Written request: Nothing in the data should change when you return it, but leave the pictures out.

Saved data entries:

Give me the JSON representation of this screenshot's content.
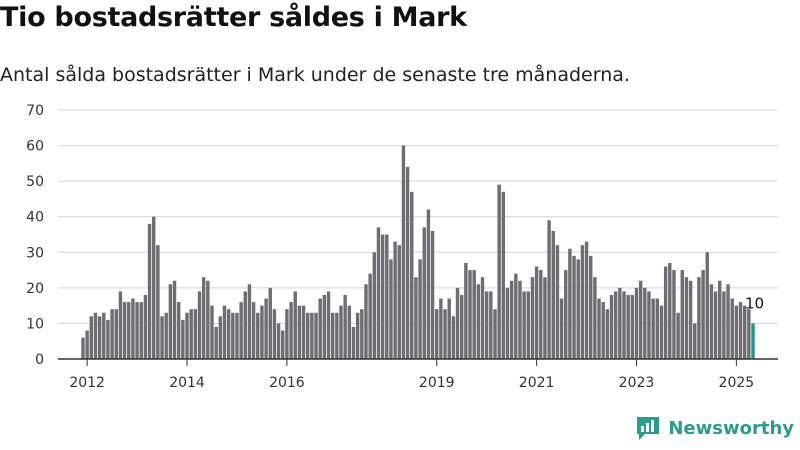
{
  "header": {
    "title": "Tio bostadsrätter såldes i Mark",
    "subtitle": "Antal sålda bostadsrätter i Mark under de senaste tre månaderna."
  },
  "brand": {
    "name": "Newsworthy",
    "logo_icon": "bar-chart-logo-icon",
    "color": "#2a9d8f"
  },
  "colors": {
    "bar": "#6d6d72",
    "highlight": "#1a9a8c",
    "grid": "#d4d4d4",
    "axis": "#333333"
  },
  "chart_data": {
    "type": "bar",
    "title": "Tio bostadsrätter såldes i Mark",
    "subtitle": "Antal sålda bostadsrätter i Mark under de senaste tre månaderna.",
    "xlabel": "",
    "ylabel": "",
    "ylim": [
      0,
      70
    ],
    "yticks": [
      0,
      10,
      20,
      30,
      40,
      50,
      60,
      70
    ],
    "xlim": [
      "2011-06",
      "2025-11"
    ],
    "xticks": [
      {
        "label": "2012",
        "date": "2012-01"
      },
      {
        "label": "2014",
        "date": "2014-01"
      },
      {
        "label": "2016",
        "date": "2016-01"
      },
      {
        "label": "2019",
        "date": "2019-01"
      },
      {
        "label": "2021",
        "date": "2021-01"
      },
      {
        "label": "2023",
        "date": "2023-01"
      },
      {
        "label": "2025",
        "date": "2025-01"
      }
    ],
    "grid": true,
    "bar_frequency": "monthly",
    "start_month": "2011-12",
    "values": [
      6,
      8,
      12,
      13,
      12,
      13,
      11,
      14,
      14,
      19,
      16,
      16,
      17,
      16,
      16,
      18,
      38,
      40,
      32,
      12,
      13,
      21,
      22,
      16,
      11,
      13,
      14,
      14,
      19,
      23,
      22,
      15,
      9,
      12,
      15,
      14,
      13,
      13,
      16,
      19,
      21,
      16,
      13,
      15,
      17,
      20,
      14,
      10,
      8,
      14,
      16,
      19,
      15,
      15,
      13,
      13,
      13,
      17,
      18,
      19,
      13,
      13,
      15,
      18,
      15,
      9,
      13,
      14,
      21,
      24,
      30,
      37,
      35,
      35,
      28,
      33,
      32,
      60,
      54,
      47,
      23,
      28,
      37,
      42,
      36,
      14,
      17,
      14,
      17,
      12,
      20,
      18,
      27,
      25,
      25,
      21,
      23,
      19,
      19,
      14,
      49,
      47,
      20,
      22,
      24,
      22,
      19,
      19,
      23,
      26,
      25,
      23,
      39,
      36,
      32,
      17,
      25,
      31,
      29,
      28,
      32,
      33,
      29,
      23,
      17,
      16,
      14,
      18,
      19,
      20,
      19,
      18,
      18,
      20,
      22,
      20,
      19,
      17,
      17,
      15,
      26,
      27,
      25,
      13,
      25,
      23,
      22,
      10,
      23,
      25,
      30,
      21,
      19,
      22,
      19,
      21,
      17,
      15,
      16,
      15,
      14,
      10
    ],
    "highlight_last": true,
    "annotations": [
      {
        "text": "10",
        "target": "last"
      }
    ]
  }
}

Result:
Give me the JSON representation of this screenshot's content.
{
  "header": {
    "title": "Tio bostadsrätter såldes i Mark",
    "subtitle": "Antal sålda bostadsrätter i Mark under de senaste tre månaderna."
  },
  "brand": {
    "name": "Newsworthy",
    "logo_icon": "bar-chart-logo-icon",
    "color": "#2a9d8f"
  },
  "colors": {
    "bar": "#6d6d72",
    "highlight": "#1a9a8c",
    "grid": "#d4d4d4",
    "axis": "#333333"
  },
  "chart_data": {
    "type": "bar",
    "title": "Tio bostadsrätter såldes i Mark",
    "subtitle": "Antal sålda bostadsrätter i Mark under de senaste tre månaderna.",
    "xlabel": "",
    "ylabel": "",
    "ylim": [
      0,
      70
    ],
    "yticks": [
      0,
      10,
      20,
      30,
      40,
      50,
      60,
      70
    ],
    "xlim": [
      "2011-06",
      "2025-11"
    ],
    "xticks": [
      {
        "label": "2012",
        "date": "2012-01"
      },
      {
        "label": "2014",
        "date": "2014-01"
      },
      {
        "label": "2016",
        "date": "2016-01"
      },
      {
        "label": "2019",
        "date": "2019-01"
      },
      {
        "label": "2021",
        "date": "2021-01"
      },
      {
        "label": "2023",
        "date": "2023-01"
      },
      {
        "label": "2025",
        "date": "2025-01"
      }
    ],
    "grid": true,
    "bar_frequency": "monthly",
    "start_month": "2011-12",
    "values": [
      6,
      8,
      12,
      13,
      12,
      13,
      11,
      14,
      14,
      19,
      16,
      16,
      17,
      16,
      16,
      18,
      38,
      40,
      32,
      12,
      13,
      21,
      22,
      16,
      11,
      13,
      14,
      14,
      19,
      23,
      22,
      15,
      9,
      12,
      15,
      14,
      13,
      13,
      16,
      19,
      21,
      16,
      13,
      15,
      17,
      20,
      14,
      10,
      8,
      14,
      16,
      19,
      15,
      15,
      13,
      13,
      13,
      17,
      18,
      19,
      13,
      13,
      15,
      18,
      15,
      9,
      13,
      14,
      21,
      24,
      30,
      37,
      35,
      35,
      28,
      33,
      32,
      60,
      54,
      47,
      23,
      28,
      37,
      42,
      36,
      14,
      17,
      14,
      17,
      12,
      20,
      18,
      27,
      25,
      25,
      21,
      23,
      19,
      19,
      14,
      49,
      47,
      20,
      22,
      24,
      22,
      19,
      19,
      23,
      26,
      25,
      23,
      39,
      36,
      32,
      17,
      25,
      31,
      29,
      28,
      32,
      33,
      29,
      23,
      17,
      16,
      14,
      18,
      19,
      20,
      19,
      18,
      18,
      20,
      22,
      20,
      19,
      17,
      17,
      15,
      26,
      27,
      25,
      13,
      25,
      23,
      22,
      10,
      23,
      25,
      30,
      21,
      19,
      22,
      19,
      21,
      17,
      15,
      16,
      15,
      14,
      10
    ],
    "highlight_last": true,
    "annotations": [
      {
        "text": "10",
        "target": "last"
      }
    ]
  }
}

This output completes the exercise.